**Aim of the exercise:** All of the listing below must be repeated word for word. Pictures are the only thing to omit.

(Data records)
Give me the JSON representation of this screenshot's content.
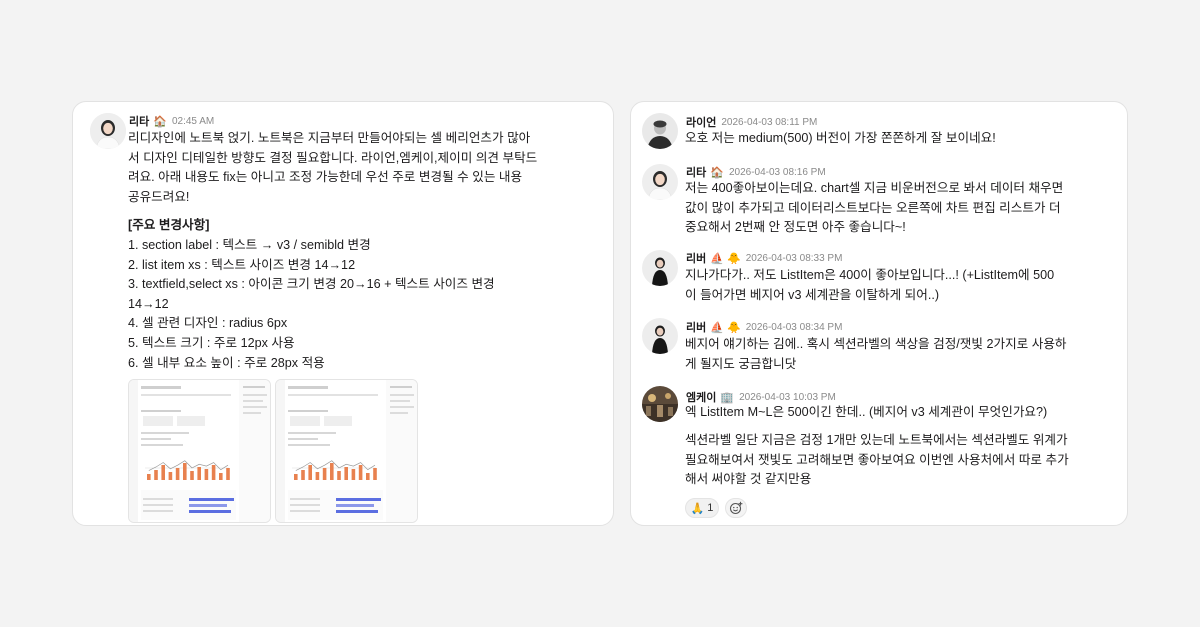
{
  "left": {
    "message": {
      "name": "리타",
      "emoji": "🏠",
      "time": "02:45 AM",
      "body_lines": [
        "리디자인에 노트북 얹기. 노트북은 지금부터 만들어야되는 셀 베리언츠가 많아",
        "서 디자인 디테일한 방향도 결정 필요합니다. 라이언,엠케이,제이미 의견 부탁드",
        "려요. 아래 내용도 fix는 아니고 조정 가능한데 우선 주로 변경될 수 있는 내용",
        "공유드려요!"
      ],
      "changes_title": "[주요 변경사항]",
      "changes": [
        "1. section label : 텍스트 → v3 / semibld 변경",
        "2. list item xs : 텍스트 사이즈 변경 14→12",
        "3. textfield,select xs : 아이콘 크기 변경 20→16 + 텍스트 사이즈 변경",
        "14→12",
        "4. 셀 관련 디자인 : radius 6px",
        "5. 텍스트 크기 : 주로 12px 사용",
        "6. 셀 내부 요소 높이 : 주로 28px 적용"
      ]
    }
  },
  "right": {
    "messages": [
      {
        "name": "라이언",
        "emoji": "",
        "time": "2026-04-03 08:11 PM",
        "lines": [
          "오호 저는 medium(500) 버전이 가장 쫀쫀하게 잘 보이네요!"
        ]
      },
      {
        "name": "리타",
        "emoji": "🏠",
        "time": "2026-04-03 08:16 PM",
        "lines": [
          "저는 400좋아보이는데요. chart셀 지금 비운버전으로 봐서 데이터 채우면",
          "값이 많이 추가되고 데이터리스트보다는 오른쪽에 차트 편집 리스트가 더",
          "중요해서 2번째 안 정도면 아주 좋습니다~!"
        ]
      },
      {
        "name": "리버",
        "emoji": "⛵ 🐥",
        "time": "2026-04-03 08:33 PM",
        "lines": [
          "지나가다가.. 저도 ListItem은 400이 좋아보입니다...! (+ListItem에 500",
          "이 들어가면 베지어 v3 세계관을 이탈하게 되어..)"
        ]
      },
      {
        "name": "리버",
        "emoji": "⛵ 🐥",
        "time": "2026-04-03 08:34 PM",
        "lines": [
          "베지어 얘기하는 김에.. 혹시 섹션라벨의 색상을 검정/잿빛 2가지로 사용하",
          "게 될지도 궁금합니닷"
        ]
      },
      {
        "name": "엠케이",
        "emoji": "🏢",
        "time": "2026-04-03 10:03 PM",
        "lines": [
          "엑 ListItem M~L은 500이긴 한데.. (베지어 v3 세계관이 무엇인가요?)"
        ],
        "followup_lines": [
          "섹션라벨 일단 지금은 검정 1개만 있는데 노트북에서는 섹션라벨도 위계가",
          "필요해보여서 잿빛도 고려해보면 좋아보여요 이번엔 사용처에서 따로 추가",
          "해서 써야할 것 같지만용"
        ]
      }
    ],
    "reaction": {
      "emoji": "🙏",
      "count": "1"
    },
    "add_reaction_icon": "add-reaction-icon"
  },
  "colors": {
    "background": "#f3f3f3",
    "card": "#ffffff",
    "bar_orange": "#e8814f",
    "bar_blue": "#5b6ee1"
  }
}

**Task answer:**
Give me the JSON representation of this screenshot's content.
{
  "left": {
    "message": {
      "name": "리타",
      "emoji": "🏠",
      "time": "02:45 AM",
      "body_lines": [
        "리디자인에 노트북 얹기. 노트북은 지금부터 만들어야되는 셀 베리언츠가 많아",
        "서 디자인 디테일한 방향도 결정 필요합니다. 라이언,엠케이,제이미 의견 부탁드",
        "려요. 아래 내용도 fix는 아니고 조정 가능한데 우선 주로 변경될 수 있는 내용",
        "공유드려요!"
      ],
      "changes_title": "[주요 변경사항]",
      "changes": [
        "1. section label : 텍스트 → v3 / semibld 변경",
        "2. list item xs : 텍스트 사이즈 변경 14→12",
        "3. textfield,select xs : 아이콘 크기 변경 20→16 + 텍스트 사이즈 변경",
        "14→12",
        "4. 셀 관련 디자인 : radius 6px",
        "5. 텍스트 크기 : 주로 12px 사용",
        "6. 셀 내부 요소 높이 : 주로 28px 적용"
      ]
    }
  },
  "right": {
    "messages": [
      {
        "name": "라이언",
        "emoji": "",
        "time": "2026-04-03 08:11 PM",
        "lines": [
          "오호 저는 medium(500) 버전이 가장 쫀쫀하게 잘 보이네요!"
        ]
      },
      {
        "name": "리타",
        "emoji": "🏠",
        "time": "2026-04-03 08:16 PM",
        "lines": [
          "저는 400좋아보이는데요. chart셀 지금 비운버전으로 봐서 데이터 채우면",
          "값이 많이 추가되고 데이터리스트보다는 오른쪽에 차트 편집 리스트가 더",
          "중요해서 2번째 안 정도면 아주 좋습니다~!"
        ]
      },
      {
        "name": "리버",
        "emoji": "⛵ 🐥",
        "time": "2026-04-03 08:33 PM",
        "lines": [
          "지나가다가.. 저도 ListItem은 400이 좋아보입니다...! (+ListItem에 500",
          "이 들어가면 베지어 v3 세계관을 이탈하게 되어..)"
        ]
      },
      {
        "name": "리버",
        "emoji": "⛵ 🐥",
        "time": "2026-04-03 08:34 PM",
        "lines": [
          "베지어 얘기하는 김에.. 혹시 섹션라벨의 색상을 검정/잿빛 2가지로 사용하",
          "게 될지도 궁금합니닷"
        ]
      },
      {
        "name": "엠케이",
        "emoji": "🏢",
        "time": "2026-04-03 10:03 PM",
        "lines": [
          "엑 ListItem M~L은 500이긴 한데.. (베지어 v3 세계관이 무엇인가요?)"
        ],
        "followup_lines": [
          "섹션라벨 일단 지금은 검정 1개만 있는데 노트북에서는 섹션라벨도 위계가",
          "필요해보여서 잿빛도 고려해보면 좋아보여요 이번엔 사용처에서 따로 추가",
          "해서 써야할 것 같지만용"
        ]
      }
    ],
    "reaction": {
      "emoji": "🙏",
      "count": "1"
    },
    "add_reaction_icon": "add-reaction-icon"
  },
  "colors": {
    "background": "#f3f3f3",
    "card": "#ffffff",
    "bar_orange": "#e8814f",
    "bar_blue": "#5b6ee1"
  }
}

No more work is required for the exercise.